YOUR TASK: What follows is a set of entries. Repeat them exactly, but not their pictures.

::::::::::

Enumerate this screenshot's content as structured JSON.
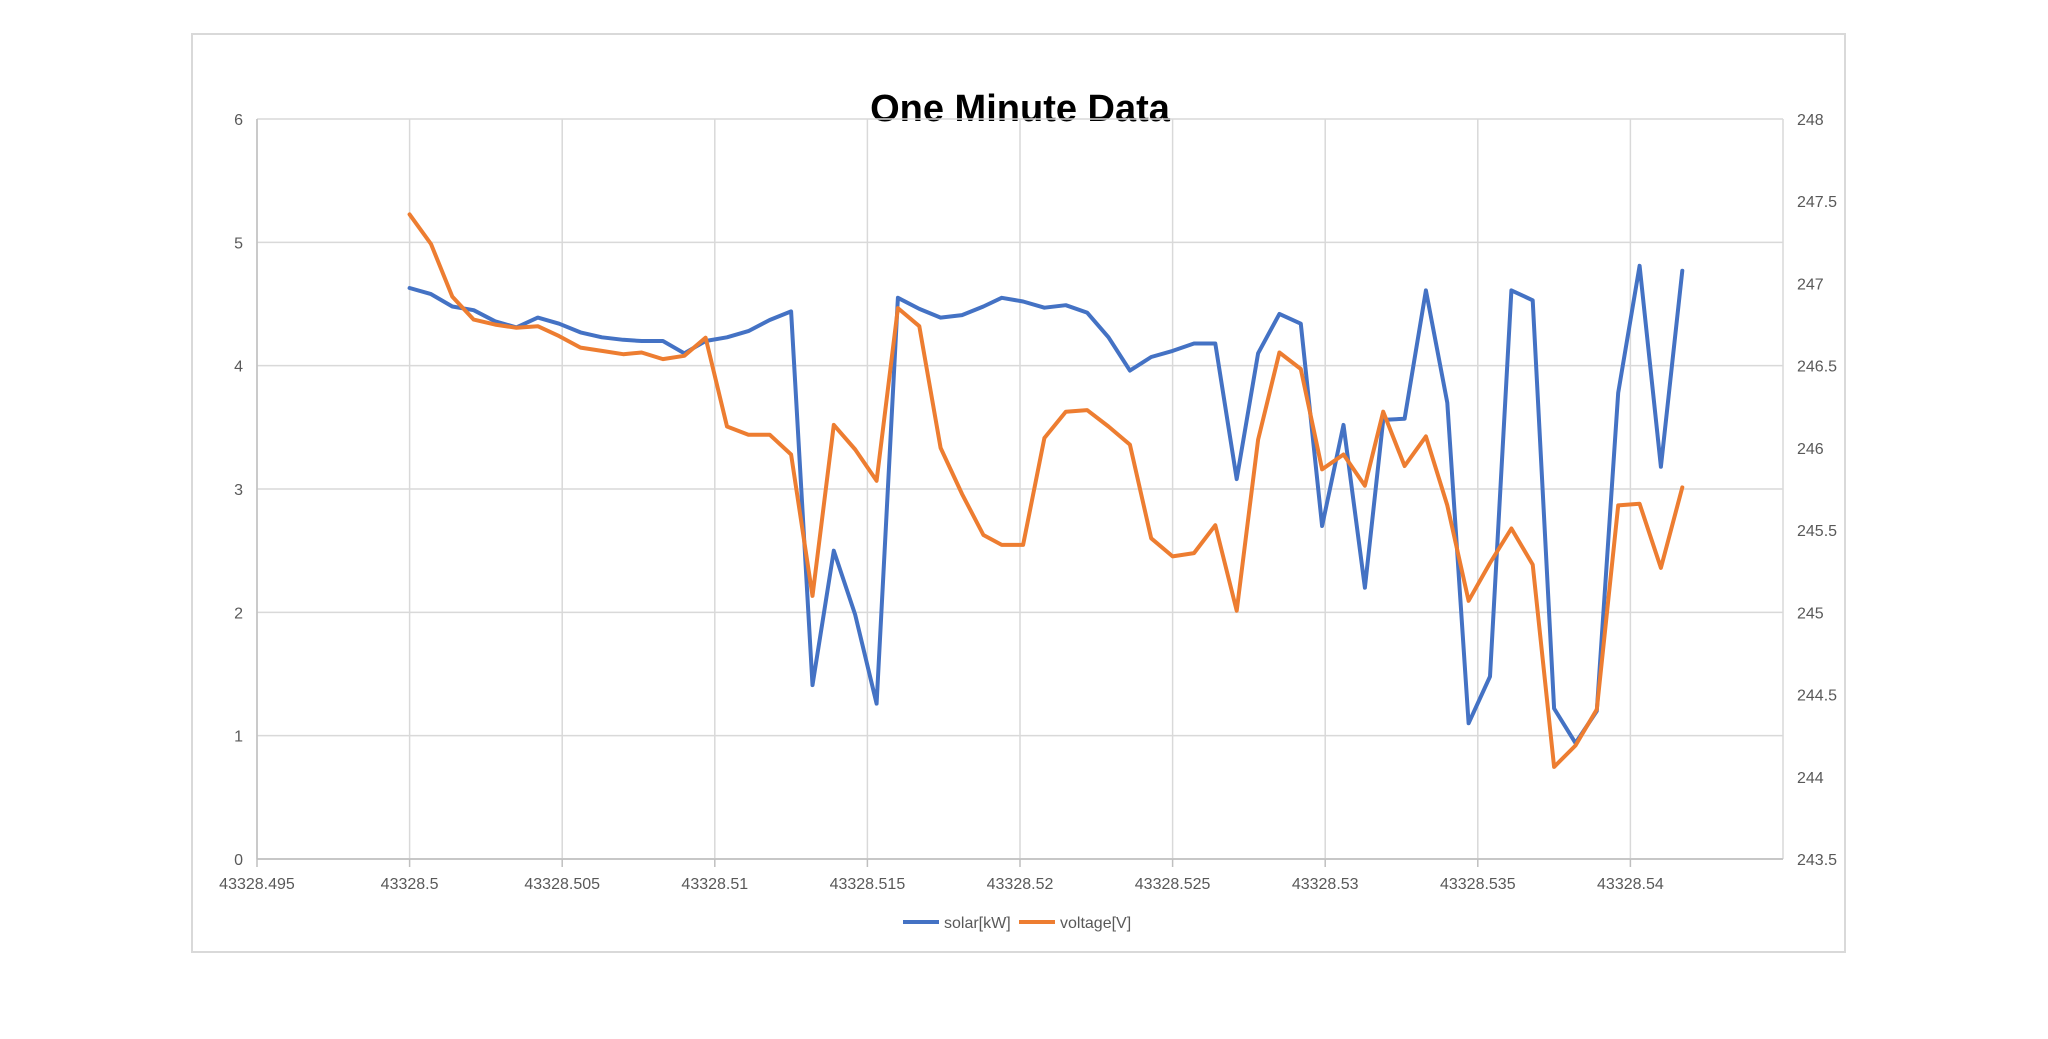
{
  "chart_data": {
    "type": "line",
    "title": "One Minute Data",
    "xlabel": "",
    "ylabel": "",
    "y2label": "",
    "xlim": [
      43328.495,
      43328.545
    ],
    "ylim": [
      0,
      6
    ],
    "y2lim": [
      243.5,
      248
    ],
    "x_ticks": [
      "43328.495",
      "43328.5",
      "43328.505",
      "43328.51",
      "43328.515",
      "43328.52",
      "43328.525",
      "43328.53",
      "43328.535",
      "43328.54"
    ],
    "y_ticks": [
      "0",
      "1",
      "2",
      "3",
      "4",
      "5",
      "6"
    ],
    "y2_ticks": [
      "243.5",
      "244",
      "244.5",
      "245",
      "245.5",
      "246",
      "246.5",
      "247",
      "247.5",
      "248"
    ],
    "grid": true,
    "legend_position": "bottom",
    "x": [
      43328.5,
      43328.5007,
      43328.5014,
      43328.5021,
      43328.5028,
      43328.5035,
      43328.5042,
      43328.5049,
      43328.5056,
      43328.5063,
      43328.507,
      43328.5076,
      43328.5083,
      43328.509,
      43328.5097,
      43328.5104,
      43328.5111,
      43328.5118,
      43328.5125,
      43328.5132,
      43328.5139,
      43328.5146,
      43328.5153,
      43328.516,
      43328.5167,
      43328.5174,
      43328.5181,
      43328.5188,
      43328.5194,
      43328.5201,
      43328.5208,
      43328.5215,
      43328.5222,
      43328.5229,
      43328.5236,
      43328.5243,
      43328.525,
      43328.5257,
      43328.5264,
      43328.5271,
      43328.5278,
      43328.5285,
      43328.5292,
      43328.5299,
      43328.5306,
      43328.5313,
      43328.5319,
      43328.5326,
      43328.5333,
      43328.534,
      43328.5347,
      43328.5354,
      43328.5361,
      43328.5368,
      43328.5375,
      43328.5382,
      43328.5389,
      43328.5396,
      43328.5403,
      43328.541,
      43328.5417
    ],
    "series": [
      {
        "name": "solar[kW]",
        "color": "#4472C4",
        "axis": "left",
        "values": [
          4.63,
          4.58,
          4.48,
          4.45,
          4.36,
          4.31,
          4.39,
          4.34,
          4.27,
          4.23,
          4.21,
          4.2,
          4.2,
          4.1,
          4.2,
          4.23,
          4.28,
          4.37,
          4.44,
          1.41,
          2.5,
          1.98,
          1.26,
          4.55,
          4.46,
          4.39,
          4.41,
          4.48,
          4.55,
          4.52,
          4.47,
          4.49,
          4.43,
          4.23,
          3.96,
          4.07,
          4.12,
          4.18,
          4.18,
          3.08,
          4.1,
          4.42,
          4.34,
          2.7,
          3.52,
          2.2,
          3.56,
          3.57,
          4.61,
          3.7,
          1.1,
          1.48,
          4.61,
          4.53,
          1.22,
          0.94,
          1.2,
          3.78,
          4.81,
          3.18,
          4.77
        ]
      },
      {
        "name": "voltage[V]",
        "color": "#ED7D31",
        "axis": "right",
        "values": [
          247.42,
          247.24,
          246.92,
          246.78,
          246.75,
          246.73,
          246.74,
          246.68,
          246.61,
          246.59,
          246.57,
          246.58,
          246.54,
          246.56,
          246.67,
          246.13,
          246.08,
          246.08,
          245.96,
          245.1,
          246.14,
          245.99,
          245.8,
          246.85,
          246.74,
          246.0,
          245.72,
          245.47,
          245.41,
          245.41,
          246.06,
          246.22,
          246.23,
          246.13,
          246.02,
          245.45,
          245.34,
          245.36,
          245.53,
          245.01,
          246.05,
          246.58,
          246.48,
          245.87,
          245.96,
          245.77,
          246.22,
          245.89,
          246.07,
          245.65,
          245.07,
          245.3,
          245.51,
          245.29,
          244.06,
          244.19,
          244.41,
          245.65,
          245.66,
          245.27,
          245.76
        ]
      }
    ]
  }
}
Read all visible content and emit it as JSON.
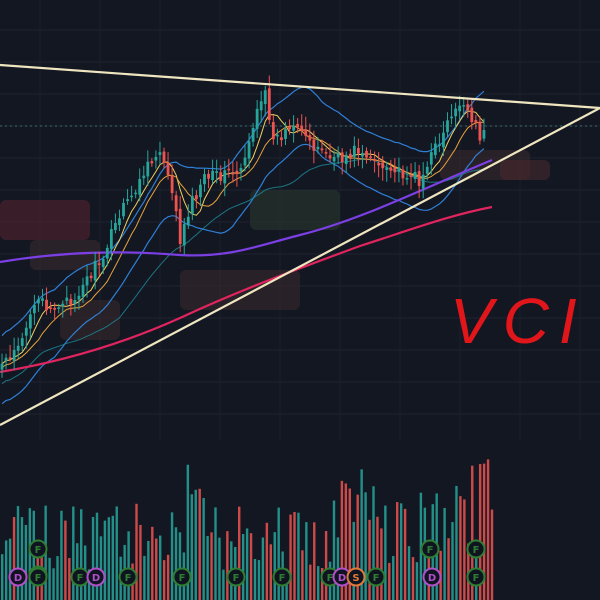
{
  "chart_data": {
    "type": "candlestick",
    "annotation": "VCI",
    "annotation_color": "#e0161b",
    "grid": true,
    "background": "#131722",
    "colors": {
      "up": "#26a69a",
      "down": "#ef5350",
      "trendline": "#efe6c0",
      "ma_long": "#7b3fe4",
      "ma_longer": "#e0245e",
      "bollinger": "#2f7fd6",
      "ma_short": "#e8a33d",
      "ma_mid": "#f0d060",
      "event_circle": "#2e7d32",
      "event_dividend": "#b04fc8",
      "event_split": "#e07a3a"
    },
    "series": [
      {
        "name": "",
        "kind": "price"
      },
      {
        "name": "",
        "kind": "volume"
      }
    ],
    "events_row1": [
      "F",
      "F",
      "F",
      "F"
    ],
    "events_row2": [
      "D",
      "F",
      "F",
      "D",
      "F",
      "F",
      "F",
      "F",
      "F",
      "D",
      "S",
      "F",
      "D",
      "F"
    ],
    "event_letters": {
      "F": "F",
      "D": "D",
      "S": "S"
    }
  }
}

::::::::::

EXPECTED OUTPUT:
Enumerate this screenshot's content as structured JSON.
{
  "chart_data": {
    "type": "line",
    "title": "One Minute Data",
    "xlabel": "",
    "ylabel": "",
    "y2label": "",
    "xlim": [
      43328.495,
      43328.545
    ],
    "ylim": [
      0,
      6
    ],
    "y2lim": [
      243.5,
      248
    ],
    "x_ticks": [
      "43328.495",
      "43328.5",
      "43328.505",
      "43328.51",
      "43328.515",
      "43328.52",
      "43328.525",
      "43328.53",
      "43328.535",
      "43328.54"
    ],
    "y_ticks": [
      "0",
      "1",
      "2",
      "3",
      "4",
      "5",
      "6"
    ],
    "y2_ticks": [
      "243.5",
      "244",
      "244.5",
      "245",
      "245.5",
      "246",
      "246.5",
      "247",
      "247.5",
      "248"
    ],
    "grid": true,
    "legend_position": "bottom",
    "x": [
      43328.5,
      43328.5007,
      43328.5014,
      43328.5021,
      43328.5028,
      43328.5035,
      43328.5042,
      43328.5049,
      43328.5056,
      43328.5063,
      43328.507,
      43328.5076,
      43328.5083,
      43328.509,
      43328.5097,
      43328.5104,
      43328.5111,
      43328.5118,
      43328.5125,
      43328.5132,
      43328.5139,
      43328.5146,
      43328.5153,
      43328.516,
      43328.5167,
      43328.5174,
      43328.5181,
      43328.5188,
      43328.5194,
      43328.5201,
      43328.5208,
      43328.5215,
      43328.5222,
      43328.5229,
      43328.5236,
      43328.5243,
      43328.525,
      43328.5257,
      43328.5264,
      43328.5271,
      43328.5278,
      43328.5285,
      43328.5292,
      43328.5299,
      43328.5306,
      43328.5313,
      43328.5319,
      43328.5326,
      43328.5333,
      43328.534,
      43328.5347,
      43328.5354,
      43328.5361,
      43328.5368,
      43328.5375,
      43328.5382,
      43328.5389,
      43328.5396,
      43328.5403,
      43328.541,
      43328.5417
    ],
    "series": [
      {
        "name": "solar[kW]",
        "color": "#4472C4",
        "axis": "left",
        "values": [
          4.63,
          4.58,
          4.48,
          4.45,
          4.36,
          4.31,
          4.39,
          4.34,
          4.27,
          4.23,
          4.21,
          4.2,
          4.2,
          4.1,
          4.2,
          4.23,
          4.28,
          4.37,
          4.44,
          1.41,
          2.5,
          1.98,
          1.26,
          4.55,
          4.46,
          4.39,
          4.41,
          4.48,
          4.55,
          4.52,
          4.47,
          4.49,
          4.43,
          4.23,
          3.96,
          4.07,
          4.12,
          4.18,
          4.18,
          3.08,
          4.1,
          4.42,
          4.34,
          2.7,
          3.52,
          2.2,
          3.56,
          3.57,
          4.61,
          3.7,
          1.1,
          1.48,
          4.61,
          4.53,
          1.22,
          0.94,
          1.2,
          3.78,
          4.81,
          3.18,
          4.77
        ]
      },
      {
        "name": "voltage[V]",
        "color": "#ED7D31",
        "axis": "right",
        "values": [
          247.42,
          247.24,
          246.92,
          246.78,
          246.75,
          246.73,
          246.74,
          246.68,
          246.61,
          246.59,
          246.57,
          246.58,
          246.54,
          246.56,
          246.67,
          246.13,
          246.08,
          246.08,
          245.96,
          245.1,
          246.14,
          245.99,
          245.8,
          246.85,
          246.74,
          246.0,
          245.72,
          245.47,
          245.41,
          245.41,
          246.06,
          246.22,
          246.23,
          246.13,
          246.02,
          245.45,
          245.34,
          245.36,
          245.53,
          245.01,
          246.05,
          246.58,
          246.48,
          245.87,
          245.96,
          245.77,
          246.22,
          245.89,
          246.07,
          245.65,
          245.07,
          245.3,
          245.51,
          245.29,
          244.06,
          244.19,
          244.41,
          245.65,
          245.66,
          245.27,
          245.76
        ]
      }
    ]
  }
}
Read all visible content and emit it as JSON.
{
  "chart_data": {
    "type": "candlestick",
    "annotation": "VCI",
    "annotation_color": "#e0161b",
    "grid": true,
    "background": "#131722",
    "colors": {
      "up": "#26a69a",
      "down": "#ef5350",
      "trendline": "#efe6c0",
      "ma_long": "#7b3fe4",
      "ma_longer": "#e0245e",
      "bollinger": "#2f7fd6",
      "ma_short": "#e8a33d",
      "ma_mid": "#f0d060",
      "event_circle": "#2e7d32",
      "event_dividend": "#b04fc8",
      "event_split": "#e07a3a"
    },
    "series": [
      {
        "name": "",
        "kind": "price"
      },
      {
        "name": "",
        "kind": "volume"
      }
    ],
    "events_row1": [
      "F",
      "F",
      "F",
      "F"
    ],
    "events_row2": [
      "D",
      "F",
      "F",
      "D",
      "F",
      "F",
      "F",
      "F",
      "F",
      "D",
      "S",
      "F",
      "D",
      "F"
    ],
    "event_letters": {
      "F": "F",
      "D": "D",
      "S": "S"
    }
  }
}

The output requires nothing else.